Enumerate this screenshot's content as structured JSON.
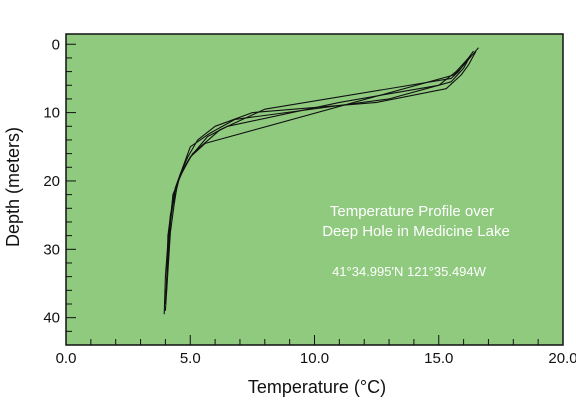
{
  "chart_data": {
    "type": "line",
    "xlabel": "Temperature (°C)",
    "ylabel": "Depth (meters)",
    "xlim": [
      0,
      20
    ],
    "ylim": [
      44,
      -1.5
    ],
    "y_inverted": true,
    "x_ticks": [
      {
        "value": 0,
        "label": "0.0"
      },
      {
        "value": 5,
        "label": "5.0"
      },
      {
        "value": 10,
        "label": "10.0"
      },
      {
        "value": 15,
        "label": "15.0"
      },
      {
        "value": 20,
        "label": "20.0"
      }
    ],
    "y_ticks": [
      {
        "value": 0,
        "label": "0"
      },
      {
        "value": 10,
        "label": "10"
      },
      {
        "value": 20,
        "label": "20"
      },
      {
        "value": 30,
        "label": "30"
      },
      {
        "value": 40,
        "label": "40"
      }
    ],
    "x_minor_step": 1,
    "y_minor_step": 2,
    "grid": false,
    "background_color": "#8fca7f",
    "line_color": "#111111",
    "annotations": {
      "title_line1": "Temperature Profile over",
      "title_line2": "Deep Hole in Medicine Lake",
      "coordinates": "41°34.995'N 121°35.494W"
    },
    "series": [
      {
        "x": [
          16.5,
          16.2,
          15.9,
          15.3,
          12.5,
          7.5,
          6.0,
          5.3,
          4.9,
          4.6,
          4.4,
          4.2,
          4.1,
          4.0,
          3.95
        ],
        "y": [
          1.0,
          3.0,
          4.5,
          6.5,
          8.5,
          10.0,
          12.0,
          14.0,
          16.5,
          19.0,
          22.0,
          25.0,
          29.0,
          34.0,
          39.5
        ]
      },
      {
        "x": [
          16.3,
          16.0,
          15.5,
          13.0,
          6.8,
          5.8,
          5.0,
          4.8,
          4.4,
          4.2,
          4.1,
          4.0
        ],
        "y": [
          1.5,
          3.5,
          5.5,
          8.0,
          11.0,
          13.0,
          15.0,
          17.0,
          21.0,
          26.0,
          31.0,
          38.0
        ]
      },
      {
        "x": [
          16.2,
          15.7,
          15.0,
          11.0,
          6.5,
          5.7,
          5.0,
          4.6,
          4.3,
          4.1,
          4.05
        ],
        "y": [
          2.0,
          4.0,
          6.0,
          8.5,
          12.0,
          13.5,
          16.5,
          19.0,
          22.5,
          28.0,
          36.0
        ]
      },
      {
        "x": [
          16.4,
          15.8,
          15.5,
          8.0,
          6.2,
          5.1,
          4.7,
          4.3,
          4.2,
          4.05
        ],
        "y": [
          1.0,
          4.0,
          5.0,
          9.5,
          12.5,
          16.0,
          18.5,
          22.0,
          26.0,
          35.0
        ]
      },
      {
        "x": [
          16.6,
          15.9,
          15.6,
          5.6,
          5.0,
          4.5,
          4.35,
          4.2,
          4.0
        ],
        "y": [
          0.5,
          3.5,
          4.5,
          14.5,
          16.5,
          20.0,
          23.5,
          27.5,
          39.0
        ]
      }
    ]
  }
}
* * * * * * *
[The problem]:
Write out the records above once more, word for word, with no pictures.

[Task solution]:
Enumerate this screenshot's content as structured JSON.
{
  "chart_data": {
    "type": "line",
    "xlabel": "Temperature (°C)",
    "ylabel": "Depth (meters)",
    "xlim": [
      0,
      20
    ],
    "ylim": [
      44,
      -1.5
    ],
    "y_inverted": true,
    "x_ticks": [
      {
        "value": 0,
        "label": "0.0"
      },
      {
        "value": 5,
        "label": "5.0"
      },
      {
        "value": 10,
        "label": "10.0"
      },
      {
        "value": 15,
        "label": "15.0"
      },
      {
        "value": 20,
        "label": "20.0"
      }
    ],
    "y_ticks": [
      {
        "value": 0,
        "label": "0"
      },
      {
        "value": 10,
        "label": "10"
      },
      {
        "value": 20,
        "label": "20"
      },
      {
        "value": 30,
        "label": "30"
      },
      {
        "value": 40,
        "label": "40"
      }
    ],
    "x_minor_step": 1,
    "y_minor_step": 2,
    "grid": false,
    "background_color": "#8fca7f",
    "line_color": "#111111",
    "annotations": {
      "title_line1": "Temperature Profile over",
      "title_line2": "Deep Hole in Medicine Lake",
      "coordinates": "41°34.995'N 121°35.494W"
    },
    "series": [
      {
        "x": [
          16.5,
          16.2,
          15.9,
          15.3,
          12.5,
          7.5,
          6.0,
          5.3,
          4.9,
          4.6,
          4.4,
          4.2,
          4.1,
          4.0,
          3.95
        ],
        "y": [
          1.0,
          3.0,
          4.5,
          6.5,
          8.5,
          10.0,
          12.0,
          14.0,
          16.5,
          19.0,
          22.0,
          25.0,
          29.0,
          34.0,
          39.5
        ]
      },
      {
        "x": [
          16.3,
          16.0,
          15.5,
          13.0,
          6.8,
          5.8,
          5.0,
          4.8,
          4.4,
          4.2,
          4.1,
          4.0
        ],
        "y": [
          1.5,
          3.5,
          5.5,
          8.0,
          11.0,
          13.0,
          15.0,
          17.0,
          21.0,
          26.0,
          31.0,
          38.0
        ]
      },
      {
        "x": [
          16.2,
          15.7,
          15.0,
          11.0,
          6.5,
          5.7,
          5.0,
          4.6,
          4.3,
          4.1,
          4.05
        ],
        "y": [
          2.0,
          4.0,
          6.0,
          8.5,
          12.0,
          13.5,
          16.5,
          19.0,
          22.5,
          28.0,
          36.0
        ]
      },
      {
        "x": [
          16.4,
          15.8,
          15.5,
          8.0,
          6.2,
          5.1,
          4.7,
          4.3,
          4.2,
          4.05
        ],
        "y": [
          1.0,
          4.0,
          5.0,
          9.5,
          12.5,
          16.0,
          18.5,
          22.0,
          26.0,
          35.0
        ]
      },
      {
        "x": [
          16.6,
          15.9,
          15.6,
          5.6,
          5.0,
          4.5,
          4.35,
          4.2,
          4.0
        ],
        "y": [
          0.5,
          3.5,
          4.5,
          14.5,
          16.5,
          20.0,
          23.5,
          27.5,
          39.0
        ]
      }
    ]
  }
}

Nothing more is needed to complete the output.